[Items from a dataset]
»»

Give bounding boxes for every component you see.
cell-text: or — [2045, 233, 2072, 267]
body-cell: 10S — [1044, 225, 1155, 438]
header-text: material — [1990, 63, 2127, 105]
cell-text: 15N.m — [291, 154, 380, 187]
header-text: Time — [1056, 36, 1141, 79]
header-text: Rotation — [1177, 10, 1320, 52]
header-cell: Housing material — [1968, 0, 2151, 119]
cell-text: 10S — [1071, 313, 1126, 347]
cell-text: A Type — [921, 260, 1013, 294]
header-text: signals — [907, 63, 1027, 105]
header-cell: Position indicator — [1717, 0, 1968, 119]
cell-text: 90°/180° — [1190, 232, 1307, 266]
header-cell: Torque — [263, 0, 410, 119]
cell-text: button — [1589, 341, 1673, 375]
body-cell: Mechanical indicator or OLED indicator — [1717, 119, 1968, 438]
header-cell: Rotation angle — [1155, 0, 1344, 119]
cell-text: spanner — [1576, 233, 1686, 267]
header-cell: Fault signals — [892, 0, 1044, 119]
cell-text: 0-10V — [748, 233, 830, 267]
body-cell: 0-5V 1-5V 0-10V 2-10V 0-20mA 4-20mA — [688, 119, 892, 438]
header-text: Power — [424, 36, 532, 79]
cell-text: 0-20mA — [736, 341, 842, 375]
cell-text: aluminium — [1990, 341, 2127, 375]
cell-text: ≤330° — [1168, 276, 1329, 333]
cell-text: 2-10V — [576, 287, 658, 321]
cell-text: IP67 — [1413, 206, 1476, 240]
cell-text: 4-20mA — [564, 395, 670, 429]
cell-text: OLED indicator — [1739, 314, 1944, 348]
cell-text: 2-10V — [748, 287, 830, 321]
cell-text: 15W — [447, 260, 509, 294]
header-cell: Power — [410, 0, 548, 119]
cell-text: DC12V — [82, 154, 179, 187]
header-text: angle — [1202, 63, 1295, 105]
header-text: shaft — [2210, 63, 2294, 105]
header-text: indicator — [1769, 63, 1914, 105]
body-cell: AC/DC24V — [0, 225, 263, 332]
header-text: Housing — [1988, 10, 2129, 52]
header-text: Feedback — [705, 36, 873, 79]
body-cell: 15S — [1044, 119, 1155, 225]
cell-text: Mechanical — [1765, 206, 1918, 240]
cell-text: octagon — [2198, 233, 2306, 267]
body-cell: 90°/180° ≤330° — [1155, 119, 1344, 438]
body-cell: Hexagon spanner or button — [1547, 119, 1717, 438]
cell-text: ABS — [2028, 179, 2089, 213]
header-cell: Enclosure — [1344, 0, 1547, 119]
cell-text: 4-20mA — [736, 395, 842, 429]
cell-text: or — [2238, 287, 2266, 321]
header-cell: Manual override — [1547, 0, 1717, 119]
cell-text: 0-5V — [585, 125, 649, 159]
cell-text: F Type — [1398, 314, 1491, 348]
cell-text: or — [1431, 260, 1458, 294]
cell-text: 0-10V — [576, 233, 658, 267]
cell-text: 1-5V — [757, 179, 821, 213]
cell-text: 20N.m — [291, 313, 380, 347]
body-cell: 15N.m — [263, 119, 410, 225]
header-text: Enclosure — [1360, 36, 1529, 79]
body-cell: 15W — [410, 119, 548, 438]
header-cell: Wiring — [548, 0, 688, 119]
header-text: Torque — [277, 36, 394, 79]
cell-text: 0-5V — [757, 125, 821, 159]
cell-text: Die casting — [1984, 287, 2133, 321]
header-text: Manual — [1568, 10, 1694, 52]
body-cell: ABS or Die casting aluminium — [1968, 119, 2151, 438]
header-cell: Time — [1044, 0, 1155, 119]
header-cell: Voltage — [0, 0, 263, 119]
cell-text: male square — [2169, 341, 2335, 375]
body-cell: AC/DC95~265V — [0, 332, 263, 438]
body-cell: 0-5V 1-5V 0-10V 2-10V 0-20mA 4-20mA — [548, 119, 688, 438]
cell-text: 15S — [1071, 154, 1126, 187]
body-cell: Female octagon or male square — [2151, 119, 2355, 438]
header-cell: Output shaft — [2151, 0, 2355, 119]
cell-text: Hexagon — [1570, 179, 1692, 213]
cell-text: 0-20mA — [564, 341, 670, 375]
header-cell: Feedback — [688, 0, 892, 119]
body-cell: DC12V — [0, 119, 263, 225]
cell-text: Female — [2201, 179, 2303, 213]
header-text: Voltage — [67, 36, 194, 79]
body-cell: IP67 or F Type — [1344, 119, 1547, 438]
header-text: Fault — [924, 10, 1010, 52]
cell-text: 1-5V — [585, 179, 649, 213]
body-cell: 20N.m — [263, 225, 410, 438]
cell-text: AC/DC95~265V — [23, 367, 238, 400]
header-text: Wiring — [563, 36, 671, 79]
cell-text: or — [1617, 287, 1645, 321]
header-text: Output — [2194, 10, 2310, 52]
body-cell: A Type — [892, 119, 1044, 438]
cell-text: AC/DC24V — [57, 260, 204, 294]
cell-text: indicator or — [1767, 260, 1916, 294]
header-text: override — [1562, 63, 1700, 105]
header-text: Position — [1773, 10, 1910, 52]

««

**GIVEN EXERCISE**
Pull out every line of the rows above that contains the string "override", and copy each one. Case counts.

**TASK RESULT**
header-cell: Manual override — [1547, 0, 1717, 119]
header-text: override — [1562, 63, 1700, 105]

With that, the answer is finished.